PROMPT 1: According to the piece on moving to Paris, at what time does the metro stop?
PROMPT 2:
Decide whether each statement agrees with the piece on moving to Paris, answering yes or no and quoting the words from the piece that decide it.
(a) Museums are free for Europeans under 26.
(b) Intense gentrification in the 1990s led to little affordable housing.
(c) The writer considers the area around Notre Dame the coolest area of the city.

TEXT SEGMENT:
—————
The Mulling of a Foreigner: Attempt at the Parisian Life

Fulfilling every stereotype, moving to Paris in your 20’s comes with most of the clichés one would expect. Being in a large city, trying to enjoy the lifestyle without spending your entire life savings, finding yourself and your place here can be tricky.

So, how do you make it in the city of love and lights?

(Photo courtesy of Nina P.)

Firstly, it’s important not to over romanticize things. It is true, this city is stunning, and yes, almost every street looking like it would make a great watercolor painting. But, Paris has its ugly sides too.

Intense gentrification in the 1980’s has lead to little affordable housing, rats run along the Seine at all times, coffee can be 5 euro, the metro stops at 12:30 AM, and the catcalling is bad. Really bad.

On top of all this, adjusting to any big city as a foreigner will lead to at least a few weeks of loneliness, and confusion.
Aside from these things, Paris is a lot of what you may expect.

Sunset of the Seine (Photo courtesy of Nina P.)

Along the river Seine, things are touristy yet still beautiful, the water giving life to the city and its inhabitants. Museums are free for Europeans under 26, so if you fit demographic, take advantage of D’Orsay, the Lourve, and L’Orangerie, and so many others in your free time.

While all of this is great, for me the best parts of Paris were the things I could have never expected. Once you leave the tourist hubs of Notre Dam, Tour D’Eiffel, and Les Invalides, you get into the good places.

Tucked away from the tourists, guide maps, and cameras, if you wander enough you’ll find yourself in the 10th or 11th arrondissements along the canal, and in my opinion the coolest area of the city.
—————
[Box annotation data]
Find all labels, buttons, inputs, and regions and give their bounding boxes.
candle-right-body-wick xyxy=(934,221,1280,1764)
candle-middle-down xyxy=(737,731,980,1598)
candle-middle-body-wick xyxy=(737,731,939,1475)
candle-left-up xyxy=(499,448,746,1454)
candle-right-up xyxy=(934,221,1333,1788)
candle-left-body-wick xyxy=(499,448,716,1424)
—————
RESULT 1: 12:30 AM

RESULT 2:
(a) Yes: "Museums are free for Europeans under 26"
(b) No: "Intense gentrification in the 1980’s has lead to little affordable housing"
(c) No: "you’ll find yourself in the 10th or 11th arrondissements along the canal, and in my opinion the coolest area of the city."